(Records)
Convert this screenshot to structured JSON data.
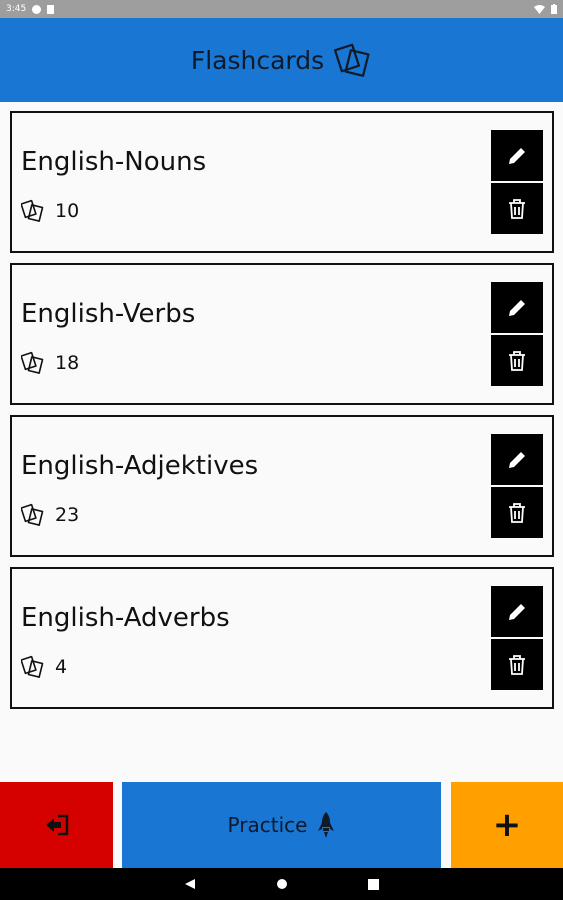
{
  "status_bar": {
    "time": "3:45"
  },
  "app_bar": {
    "title": "Flashcards"
  },
  "decks": [
    {
      "name": "English-Nouns",
      "count": "10"
    },
    {
      "name": "English-Verbs",
      "count": "18"
    },
    {
      "name": "English-Adjektives",
      "count": "23"
    },
    {
      "name": "English-Adverbs",
      "count": "4"
    }
  ],
  "bottom_bar": {
    "practice_label": "Practice",
    "add_label": "+"
  },
  "icons": {
    "deck": "cards-icon",
    "edit": "pencil-icon",
    "delete": "trash-icon",
    "exit": "logout-icon",
    "practice": "rocket-icon"
  },
  "colors": {
    "primary": "#1976d2",
    "exit": "#d50000",
    "add": "#ffa000",
    "action_bg": "#000000"
  }
}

What to produce
Scan the material above. Return every line containing the string "English".

Output of the exercise
      "name": "English-Nouns",
      "name": "English-Verbs",
      "name": "English-Adjektives",
      "name": "English-Adverbs",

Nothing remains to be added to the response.